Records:

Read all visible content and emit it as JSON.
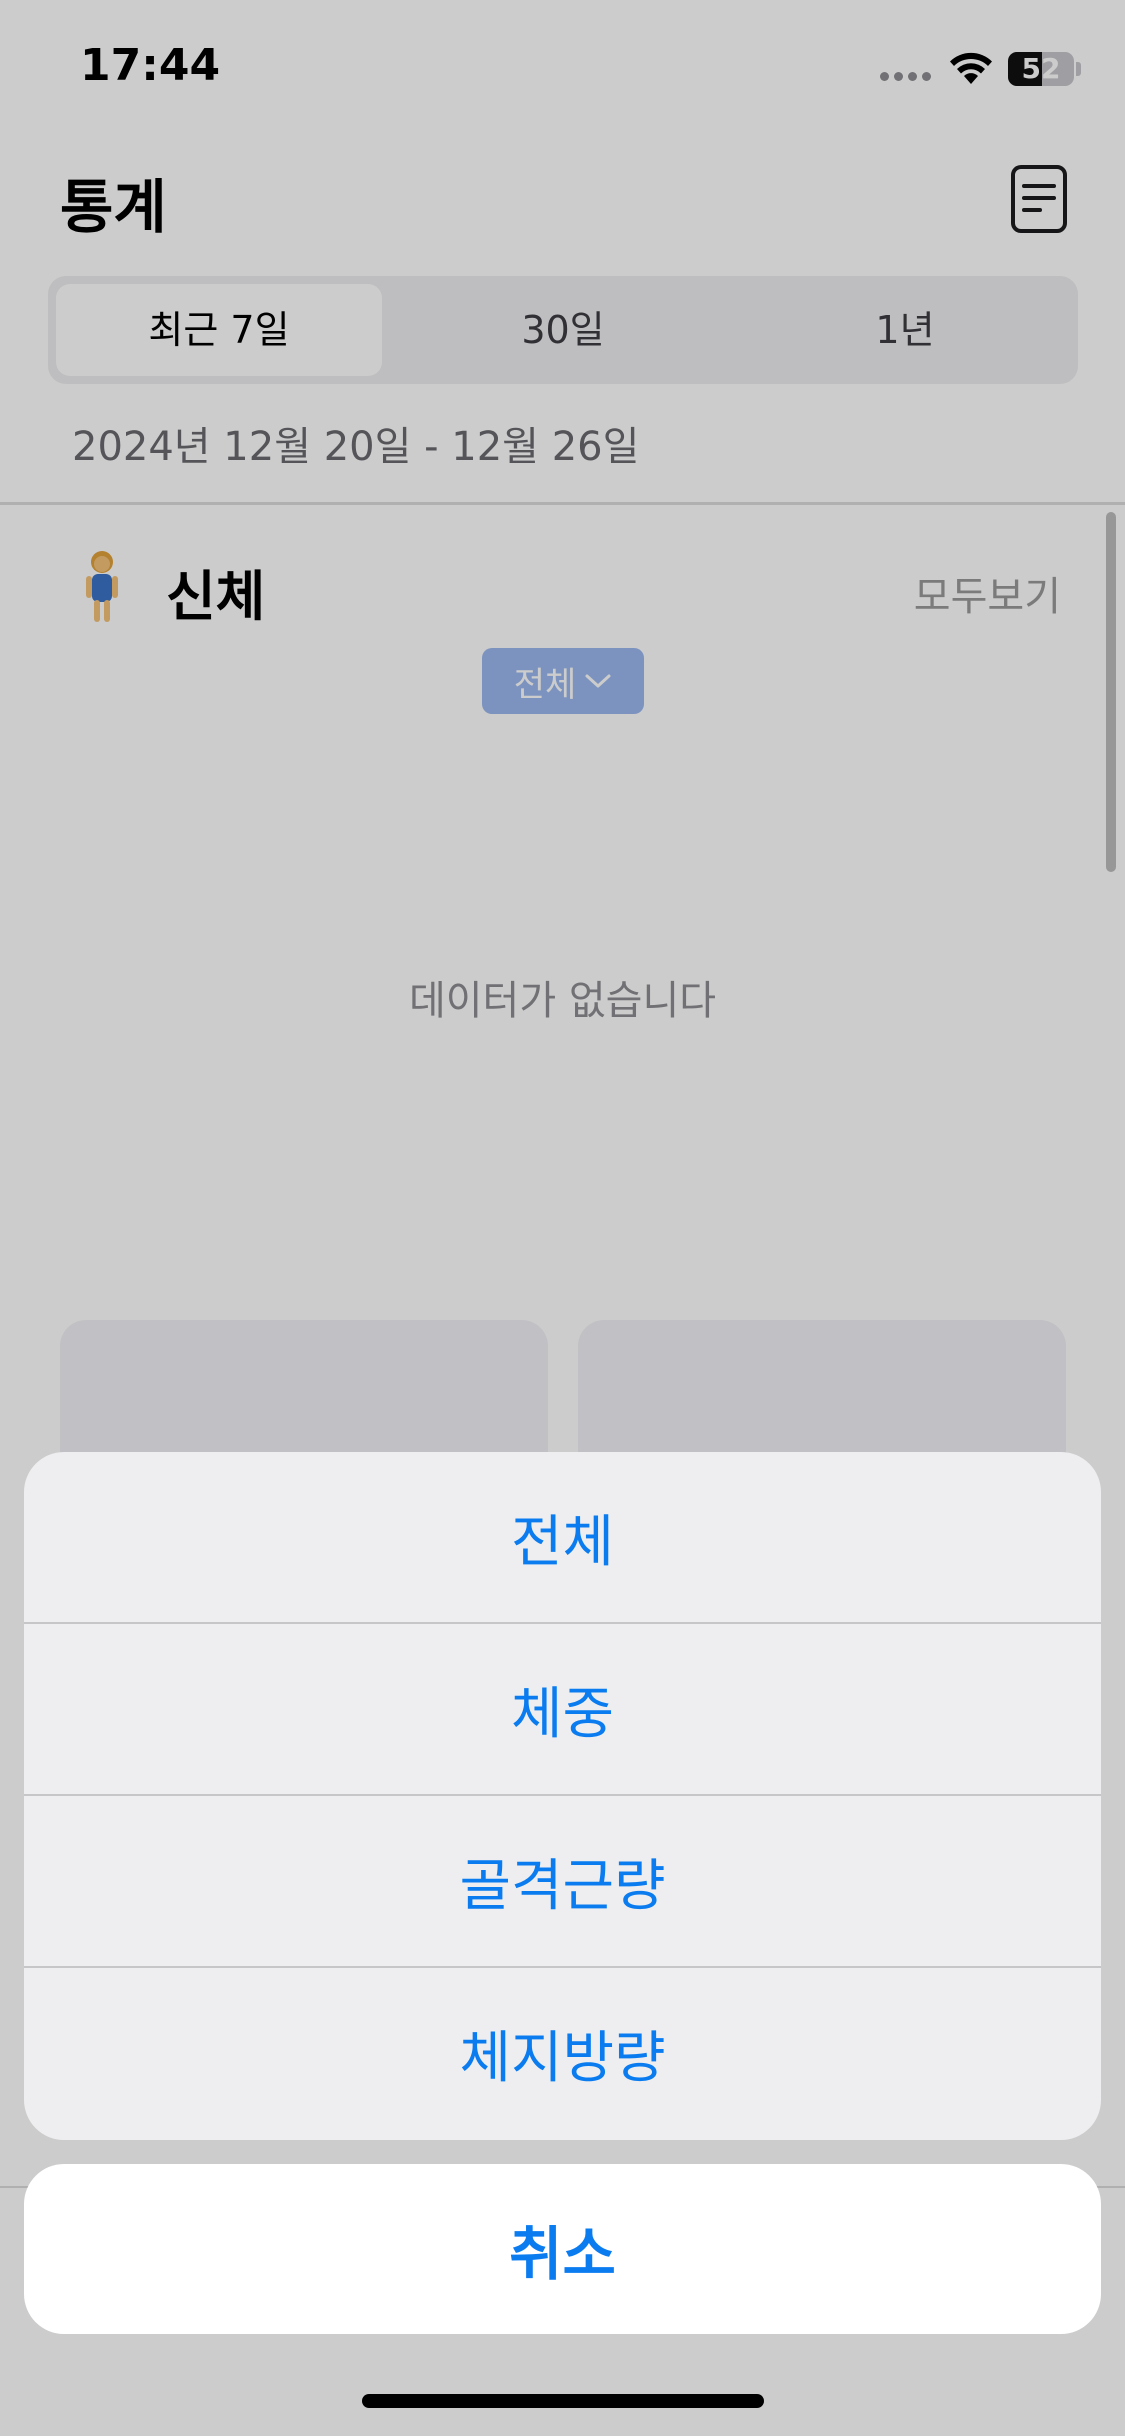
{
  "status_bar": {
    "time": "17:44",
    "battery_level": "52",
    "icons": [
      "signal-icon",
      "wifi-icon",
      "battery-icon"
    ]
  },
  "nav": {
    "title": "통계",
    "report_icon": "report-icon"
  },
  "period_tabs": [
    {
      "label": "최근 7일",
      "selected": true
    },
    {
      "label": "30일",
      "selected": false
    },
    {
      "label": "1년",
      "selected": false
    }
  ],
  "date_range": "2024년 12월 20일  -  12월 26일",
  "body_section": {
    "icon": "standing-woman-emoji",
    "title": "신체",
    "see_all": "모두보기",
    "filter_label": "전체",
    "empty_message": "데이터가 없습니다"
  },
  "action_sheet": {
    "options": [
      "전체",
      "체중",
      "골격근량",
      "체지방량"
    ],
    "cancel": "취소"
  },
  "colors": {
    "accent": "#0a7cf0",
    "chip": "#9ab8ee",
    "dim_overlay": "rgba(0,0,0,0.2)"
  }
}
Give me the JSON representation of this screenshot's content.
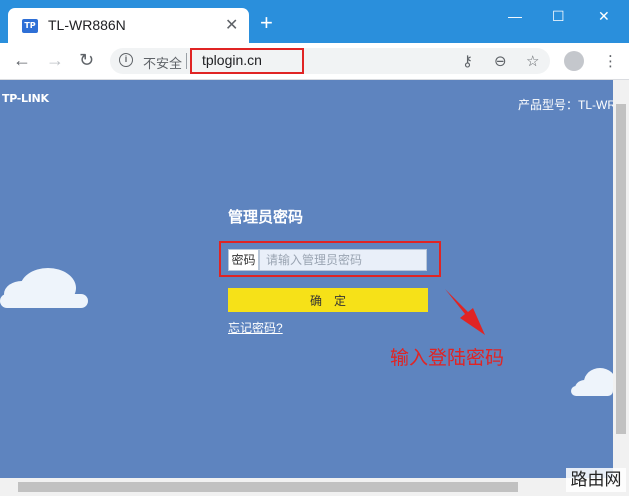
{
  "browser": {
    "tab_title": "TL-WR886N",
    "tab_close": "✕",
    "new_tab": "+",
    "favicon_text": "TP",
    "security_label": "不安全",
    "url": "tplogin.cn",
    "minimize": "—",
    "maximize": "☐",
    "close": "✕"
  },
  "page": {
    "logo": "TP-LINK",
    "model": "产品型号：TL-WR",
    "form_title": "管理员密码",
    "password_label": "密码",
    "password_placeholder": "请输入管理员密码",
    "confirm_button": "确定",
    "forgot_link": "忘记密码?"
  },
  "annotation": {
    "text": "输入登陆密码"
  },
  "watermark": "路由网",
  "colors": {
    "accent": "#2a8fdc",
    "page_bg": "#5e84bf",
    "button": "#f6e118",
    "annotation": "#e02424"
  }
}
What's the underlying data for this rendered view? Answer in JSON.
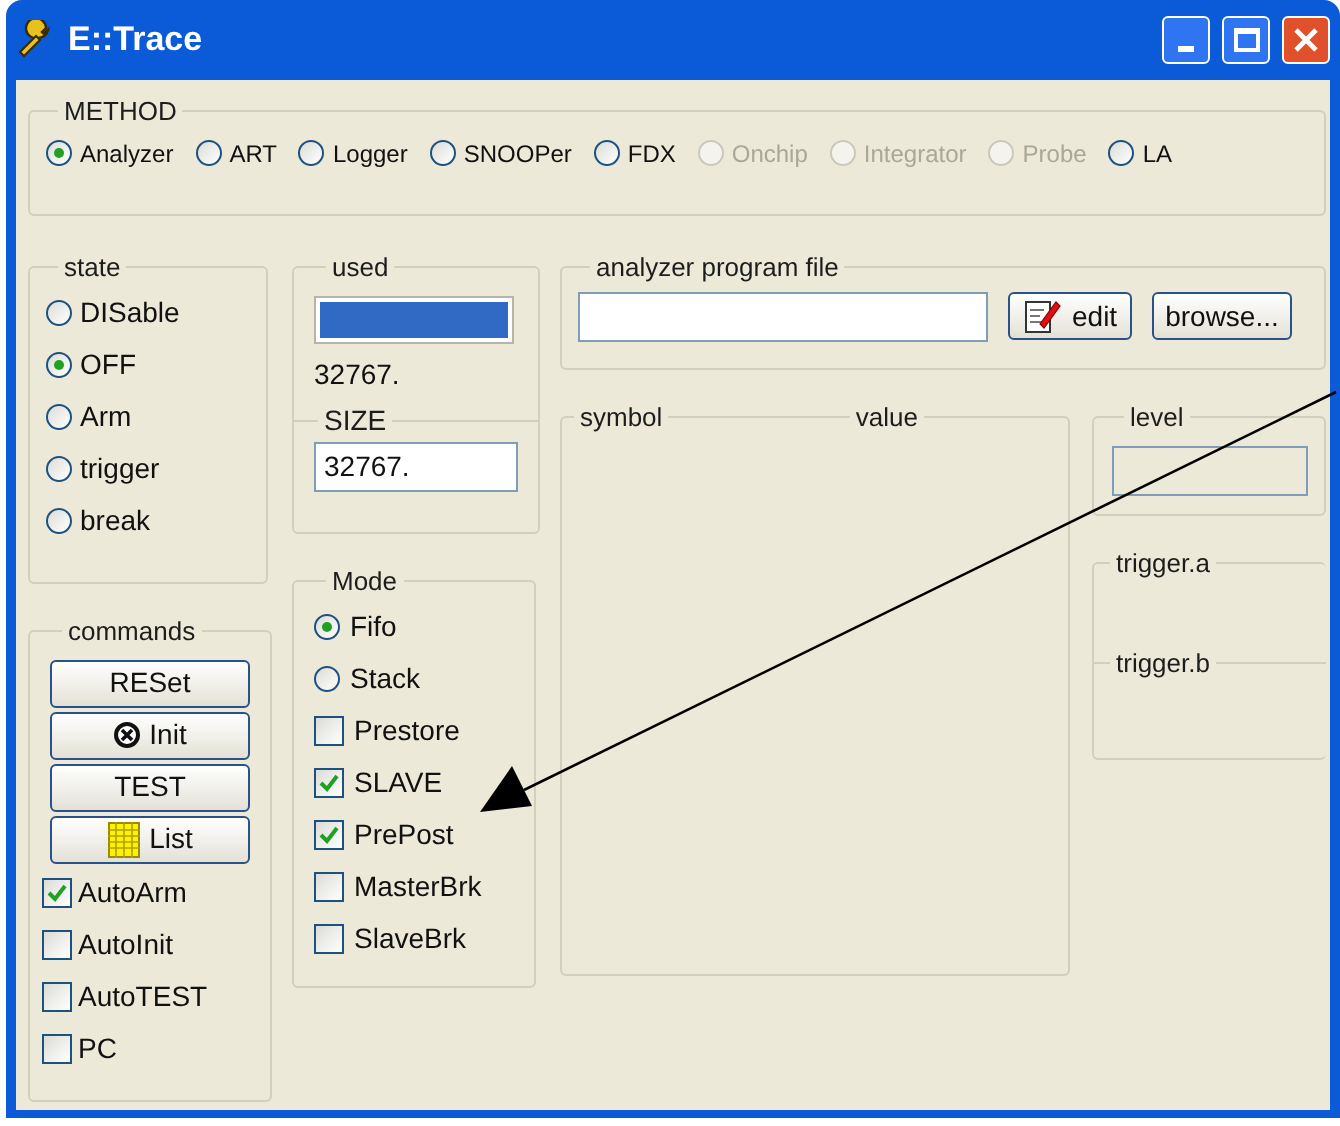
{
  "window": {
    "title": "E::Trace"
  },
  "method": {
    "label": "METHOD",
    "options": [
      {
        "label": "Analyzer",
        "selected": true,
        "disabled": false
      },
      {
        "label": "ART",
        "selected": false,
        "disabled": false
      },
      {
        "label": "Logger",
        "selected": false,
        "disabled": false
      },
      {
        "label": "SNOOPer",
        "selected": false,
        "disabled": false
      },
      {
        "label": "FDX",
        "selected": false,
        "disabled": false
      },
      {
        "label": "Onchip",
        "selected": false,
        "disabled": true
      },
      {
        "label": "Integrator",
        "selected": false,
        "disabled": true
      },
      {
        "label": "Probe",
        "selected": false,
        "disabled": true
      },
      {
        "label": "LA",
        "selected": false,
        "disabled": false
      }
    ]
  },
  "state": {
    "label": "state",
    "options": [
      {
        "label": "DISable",
        "selected": false
      },
      {
        "label": "OFF",
        "selected": true
      },
      {
        "label": "Arm",
        "selected": false
      },
      {
        "label": "trigger",
        "selected": false
      },
      {
        "label": "break",
        "selected": false
      }
    ]
  },
  "used": {
    "label": "used",
    "level": 1,
    "reading": "32767."
  },
  "size": {
    "label": "SIZE",
    "value": "32767."
  },
  "commands": {
    "label": "commands",
    "buttons": [
      {
        "label": "RESet",
        "kind": "plain"
      },
      {
        "label": "Init",
        "kind": "init"
      },
      {
        "label": "TEST",
        "kind": "plain"
      },
      {
        "label": "List",
        "kind": "list"
      }
    ],
    "checks": [
      {
        "label": "AutoArm",
        "checked": true
      },
      {
        "label": "AutoInit",
        "checked": false
      },
      {
        "label": "AutoTEST",
        "checked": false
      },
      {
        "label": "PC",
        "checked": false
      }
    ]
  },
  "mode": {
    "label": "Mode",
    "items": [
      {
        "kind": "radio",
        "label": "Fifo",
        "selected": true
      },
      {
        "kind": "radio",
        "label": "Stack",
        "selected": false
      },
      {
        "kind": "checkbox",
        "label": "Prestore",
        "checked": false
      },
      {
        "kind": "checkbox",
        "label": "SLAVE",
        "checked": true
      },
      {
        "kind": "checkbox",
        "label": "PrePost",
        "checked": true
      },
      {
        "kind": "checkbox",
        "label": "MasterBrk",
        "checked": false
      },
      {
        "kind": "checkbox",
        "label": "SlaveBrk",
        "checked": false
      }
    ]
  },
  "program_file": {
    "label": "analyzer program file",
    "buttons": [
      {
        "label": "edit",
        "kind": "edit"
      },
      {
        "label": "browse...",
        "kind": "plain"
      }
    ]
  },
  "symbols": {
    "columns": [
      "symbol",
      "value"
    ]
  },
  "level": {
    "label": "level"
  },
  "trigger": {
    "labels": [
      "trigger.a",
      "trigger.b"
    ]
  }
}
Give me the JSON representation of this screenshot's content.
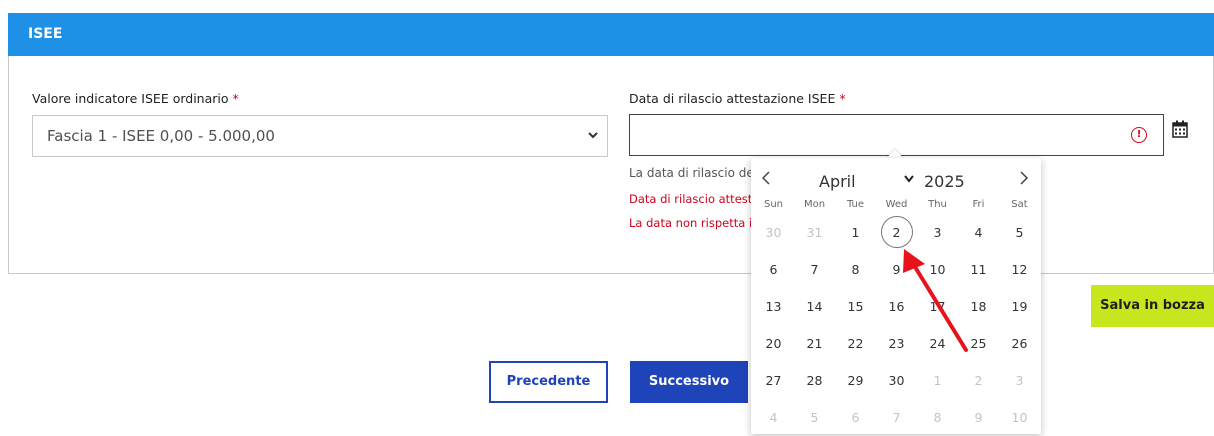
{
  "section": {
    "title": "ISEE"
  },
  "isee_value": {
    "label": "Valore indicatore ISEE ordinario",
    "required_mark": "*",
    "selected": "Fascia 1 - ISEE 0,00 - 5.000,00"
  },
  "release_date": {
    "label": "Data di rilascio attestazione ISEE",
    "required_mark": "*",
    "value": "",
    "help": "La data di rilascio de",
    "errors": [
      "Data di rilascio attesta",
      "La data non rispetta i r"
    ]
  },
  "datepicker": {
    "month": "April",
    "year": "2025",
    "weekdays": [
      "Sun",
      "Mon",
      "Tue",
      "Wed",
      "Thu",
      "Fri",
      "Sat"
    ],
    "days": [
      [
        "30",
        "31",
        "1",
        "2",
        "3",
        "4",
        "5"
      ],
      [
        "6",
        "7",
        "8",
        "9",
        "10",
        "11",
        "12"
      ],
      [
        "13",
        "14",
        "15",
        "16",
        "17",
        "18",
        "19"
      ],
      [
        "20",
        "21",
        "22",
        "23",
        "24",
        "25",
        "26"
      ],
      [
        "27",
        "28",
        "29",
        "30",
        "1",
        "2",
        "3"
      ],
      [
        "4",
        "5",
        "6",
        "7",
        "8",
        "9",
        "10"
      ]
    ],
    "muted": [
      [
        0,
        0
      ],
      [
        0,
        1
      ],
      [
        4,
        4
      ],
      [
        4,
        5
      ],
      [
        4,
        6
      ],
      [
        5,
        0
      ],
      [
        5,
        1
      ],
      [
        5,
        2
      ],
      [
        5,
        3
      ],
      [
        5,
        4
      ],
      [
        5,
        5
      ],
      [
        5,
        6
      ]
    ],
    "selected": [
      0,
      3
    ]
  },
  "buttons": {
    "draft": "Salva in bozza",
    "prev": "Precedente",
    "next": "Successivo"
  },
  "colors": {
    "header": "#1e90e6",
    "primary": "#1f43b8",
    "draft": "#c8e61d",
    "error": "#d0021b",
    "annotation_arrow": "#e8121b"
  }
}
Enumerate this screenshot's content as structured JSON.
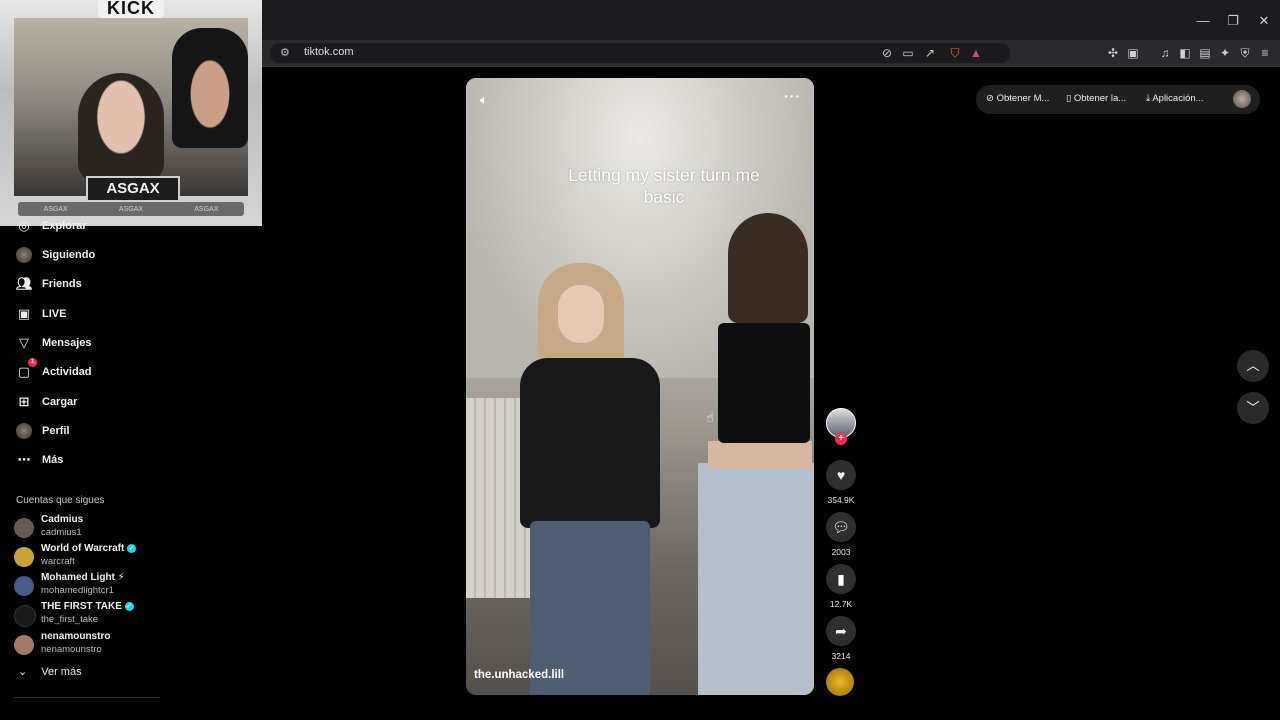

**GOAL OF THE EXERCISE**.
Give the number of lines in the records that contain the string "trigger", with no other output.

**RESPONSE TO THIS EXERCISE**.
4